**Exercise aim:**
Read through the data and report every line in which the word "index" occurs.

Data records
■ ■ ■ ■
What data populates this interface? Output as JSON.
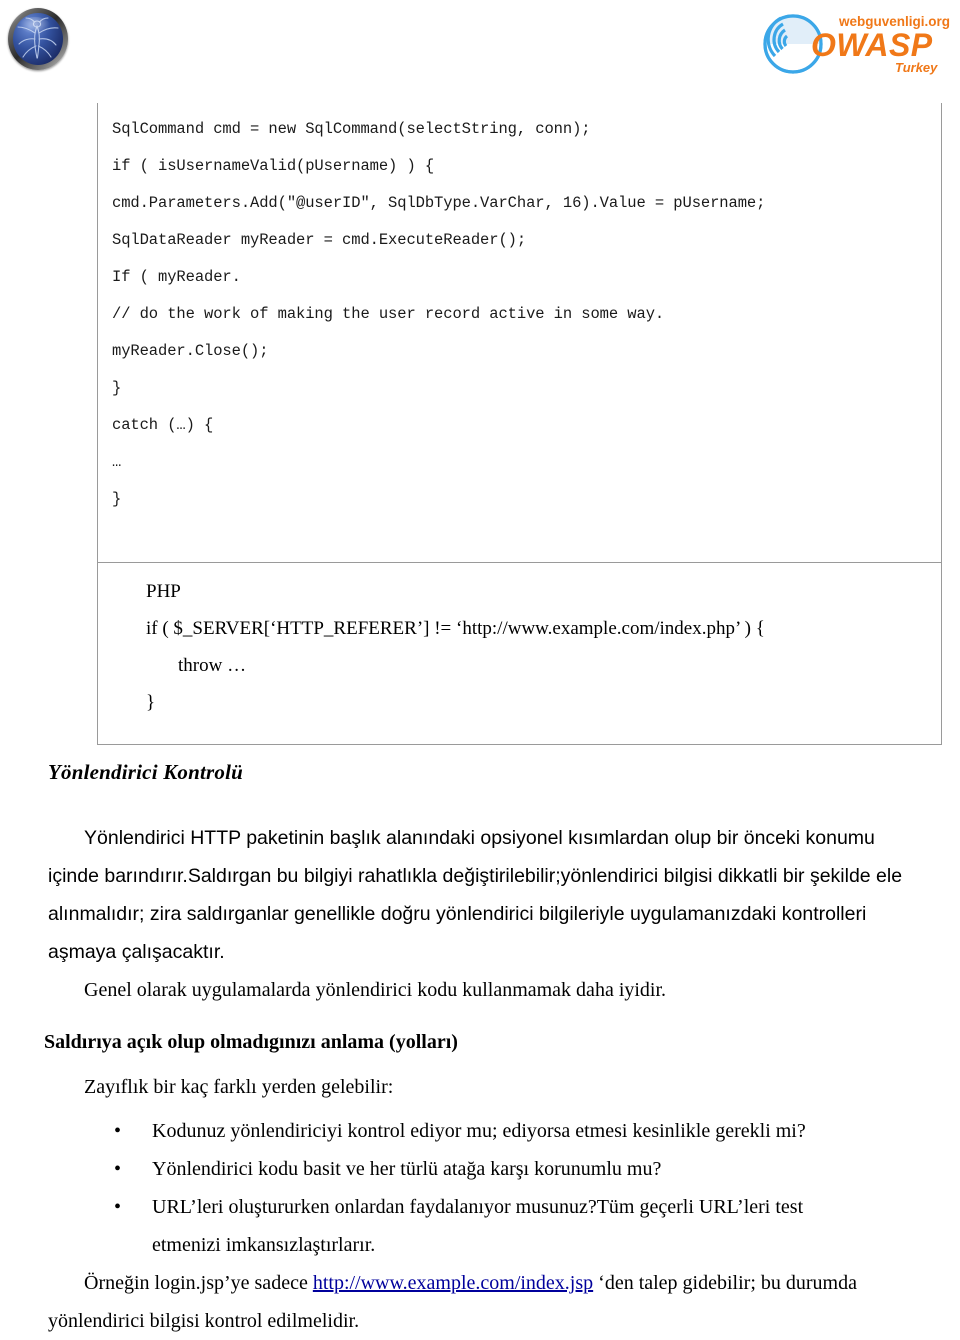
{
  "header": {
    "owasp_mark_name": "owasp-globe-logo",
    "brand": {
      "top_text": "webguvenligi.org",
      "main_text": "OWASP",
      "sub_text": "Turkey",
      "accent_color": "#F07818",
      "blue_color": "#2E9BE0"
    }
  },
  "csharp_block": {
    "lines": [
      "SqlCommand cmd = new SqlCommand(selectString, conn);",
      "",
      "if ( isUsernameValid(pUsername) ) {",
      "",
      "cmd.Parameters.Add(\"@userID\", SqlDbType.VarChar, 16).Value = pUsername;",
      "",
      "",
      "SqlDataReader myReader = cmd.ExecuteReader();",
      "",
      "If ( myReader.",
      "",
      "// do the work of making the user record active in some way.",
      "",
      "myReader.Close();",
      "",
      "}",
      "",
      "catch (…) {",
      "",
      "…",
      "",
      "}"
    ]
  },
  "php_block": {
    "label": "PHP",
    "line_if": "if ( $_SERVER[‘HTTP_REFERER’] != ‘http://www.example.com/index.php’ ) {",
    "line_throw": "throw …",
    "line_close": "}"
  },
  "content": {
    "section_title": "Yönlendirici Kontrolü",
    "paragraph_sans": "Yönlendirici HTTP paketinin başlık alanındaki opsiyonel kısımlardan olup bir önceki konumu içinde barındırır.Saldırgan bu bilgiyi rahatlıkla değiştirilebilir;yönlendirici bilgisi dikkatli bir şekilde ele alınmalıdır; zira saldırganlar genellikle doğru yönlendirici bilgileriyle uygulamanızdaki kontrolleri aşmaya çalışacaktır.",
    "paragraph_serif": "Genel olarak uygulamalarda yönlendirici kodu kullanmamak daha iyidir.",
    "sub_title": "Saldırıya açık olup olmadıgınızı anlama (yolları)",
    "intro": "Zayıflık bir kaç farklı yerden gelebilir:",
    "bullet_marker": "•",
    "bullets": [
      "Kodunuz yönlendiriciyi kontrol ediyor mu; ediyorsa etmesi kesinlikle gerekli mi?",
      "Yönlendirici kodu basit ve her türlü atağa karşı korunumlu mu?",
      "URL’leri oluştururken onlardan faydalanıyor musunuz?Tüm geçerli URL’leri test",
      "etmenizi imkansızlaştırlarır."
    ],
    "closing": {
      "before_link": "Örneğin login.jsp’ye sadece ",
      "link_text": "http://www.example.com/index.jsp",
      "after_link": " ‘den talep gidebilir; bu durumda yönlendirici bilgisi kontrol edilmelidir.",
      "link_color": "#00009c"
    }
  }
}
■ ■ ■ ■
**Response for this exercise:**
    "line_if": "if ( $_SERVER[‘HTTP_REFERER’] != ‘http://www.example.com/index.php’ ) {",
      "link_text": "http://www.example.com/index.jsp",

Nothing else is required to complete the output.